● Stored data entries
========================
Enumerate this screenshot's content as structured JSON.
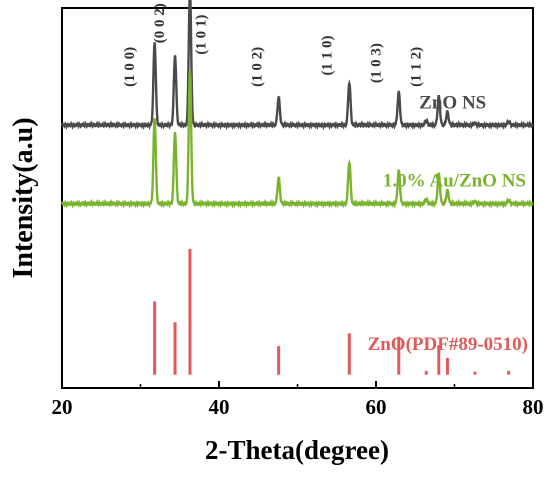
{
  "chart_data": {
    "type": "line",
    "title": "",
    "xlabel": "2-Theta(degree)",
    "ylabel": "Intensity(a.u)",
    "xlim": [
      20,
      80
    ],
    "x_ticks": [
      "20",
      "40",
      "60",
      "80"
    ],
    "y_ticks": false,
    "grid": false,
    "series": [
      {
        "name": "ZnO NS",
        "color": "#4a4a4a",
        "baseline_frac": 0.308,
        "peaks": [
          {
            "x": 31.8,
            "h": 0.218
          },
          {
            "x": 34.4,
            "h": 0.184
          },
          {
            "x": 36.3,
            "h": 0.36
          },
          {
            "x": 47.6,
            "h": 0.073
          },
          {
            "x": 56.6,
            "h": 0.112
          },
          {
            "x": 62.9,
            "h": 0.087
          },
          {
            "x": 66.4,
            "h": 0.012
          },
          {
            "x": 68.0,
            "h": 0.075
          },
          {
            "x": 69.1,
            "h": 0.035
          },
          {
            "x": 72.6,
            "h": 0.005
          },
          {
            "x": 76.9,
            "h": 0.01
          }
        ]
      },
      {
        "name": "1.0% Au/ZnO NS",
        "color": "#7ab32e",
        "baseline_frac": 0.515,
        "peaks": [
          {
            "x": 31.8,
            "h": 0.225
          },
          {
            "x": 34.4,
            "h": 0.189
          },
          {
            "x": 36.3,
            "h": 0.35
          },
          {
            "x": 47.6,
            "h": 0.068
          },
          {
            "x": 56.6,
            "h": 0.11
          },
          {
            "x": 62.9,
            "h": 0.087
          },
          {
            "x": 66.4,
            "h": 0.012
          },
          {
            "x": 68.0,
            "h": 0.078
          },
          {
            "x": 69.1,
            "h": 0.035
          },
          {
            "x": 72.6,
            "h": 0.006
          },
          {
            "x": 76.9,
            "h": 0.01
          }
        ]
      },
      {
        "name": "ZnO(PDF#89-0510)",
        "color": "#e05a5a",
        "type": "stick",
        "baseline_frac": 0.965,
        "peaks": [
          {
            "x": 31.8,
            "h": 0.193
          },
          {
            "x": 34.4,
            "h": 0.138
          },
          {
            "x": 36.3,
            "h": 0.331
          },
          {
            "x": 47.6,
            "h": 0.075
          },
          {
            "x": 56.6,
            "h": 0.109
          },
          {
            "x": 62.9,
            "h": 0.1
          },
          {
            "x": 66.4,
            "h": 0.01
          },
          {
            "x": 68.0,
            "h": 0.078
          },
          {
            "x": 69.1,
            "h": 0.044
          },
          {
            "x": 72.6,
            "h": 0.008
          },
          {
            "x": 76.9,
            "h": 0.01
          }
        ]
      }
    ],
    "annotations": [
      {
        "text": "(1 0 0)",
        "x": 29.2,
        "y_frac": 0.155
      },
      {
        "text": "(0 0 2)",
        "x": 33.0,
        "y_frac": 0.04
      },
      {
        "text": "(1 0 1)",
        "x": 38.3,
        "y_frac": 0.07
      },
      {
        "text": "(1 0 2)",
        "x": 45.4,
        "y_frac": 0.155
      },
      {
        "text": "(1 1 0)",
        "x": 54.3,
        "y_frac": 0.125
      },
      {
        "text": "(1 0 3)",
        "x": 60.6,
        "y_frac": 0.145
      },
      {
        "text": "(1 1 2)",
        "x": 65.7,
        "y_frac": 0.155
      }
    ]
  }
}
========================
Transcribe the material exactly, keeping every word and none of the pictures.

Enumerate this screenshot's content as structured JSON.
{
  "chart_data": {
    "type": "line",
    "title": "",
    "xlabel": "2-Theta(degree)",
    "ylabel": "Intensity(a.u)",
    "xlim": [
      20,
      80
    ],
    "x_ticks": [
      "20",
      "40",
      "60",
      "80"
    ],
    "y_ticks": false,
    "grid": false,
    "series": [
      {
        "name": "ZnO NS",
        "color": "#4a4a4a",
        "baseline_frac": 0.308,
        "peaks": [
          {
            "x": 31.8,
            "h": 0.218
          },
          {
            "x": 34.4,
            "h": 0.184
          },
          {
            "x": 36.3,
            "h": 0.36
          },
          {
            "x": 47.6,
            "h": 0.073
          },
          {
            "x": 56.6,
            "h": 0.112
          },
          {
            "x": 62.9,
            "h": 0.087
          },
          {
            "x": 66.4,
            "h": 0.012
          },
          {
            "x": 68.0,
            "h": 0.075
          },
          {
            "x": 69.1,
            "h": 0.035
          },
          {
            "x": 72.6,
            "h": 0.005
          },
          {
            "x": 76.9,
            "h": 0.01
          }
        ]
      },
      {
        "name": "1.0% Au/ZnO NS",
        "color": "#7ab32e",
        "baseline_frac": 0.515,
        "peaks": [
          {
            "x": 31.8,
            "h": 0.225
          },
          {
            "x": 34.4,
            "h": 0.189
          },
          {
            "x": 36.3,
            "h": 0.35
          },
          {
            "x": 47.6,
            "h": 0.068
          },
          {
            "x": 56.6,
            "h": 0.11
          },
          {
            "x": 62.9,
            "h": 0.087
          },
          {
            "x": 66.4,
            "h": 0.012
          },
          {
            "x": 68.0,
            "h": 0.078
          },
          {
            "x": 69.1,
            "h": 0.035
          },
          {
            "x": 72.6,
            "h": 0.006
          },
          {
            "x": 76.9,
            "h": 0.01
          }
        ]
      },
      {
        "name": "ZnO(PDF#89-0510)",
        "color": "#e05a5a",
        "type": "stick",
        "baseline_frac": 0.965,
        "peaks": [
          {
            "x": 31.8,
            "h": 0.193
          },
          {
            "x": 34.4,
            "h": 0.138
          },
          {
            "x": 36.3,
            "h": 0.331
          },
          {
            "x": 47.6,
            "h": 0.075
          },
          {
            "x": 56.6,
            "h": 0.109
          },
          {
            "x": 62.9,
            "h": 0.1
          },
          {
            "x": 66.4,
            "h": 0.01
          },
          {
            "x": 68.0,
            "h": 0.078
          },
          {
            "x": 69.1,
            "h": 0.044
          },
          {
            "x": 72.6,
            "h": 0.008
          },
          {
            "x": 76.9,
            "h": 0.01
          }
        ]
      }
    ],
    "annotations": [
      {
        "text": "(1 0 0)",
        "x": 29.2,
        "y_frac": 0.155
      },
      {
        "text": "(0 0 2)",
        "x": 33.0,
        "y_frac": 0.04
      },
      {
        "text": "(1 0 1)",
        "x": 38.3,
        "y_frac": 0.07
      },
      {
        "text": "(1 0 2)",
        "x": 45.4,
        "y_frac": 0.155
      },
      {
        "text": "(1 1 0)",
        "x": 54.3,
        "y_frac": 0.125
      },
      {
        "text": "(1 0 3)",
        "x": 60.6,
        "y_frac": 0.145
      },
      {
        "text": "(1 1 2)",
        "x": 65.7,
        "y_frac": 0.155
      }
    ]
  }
}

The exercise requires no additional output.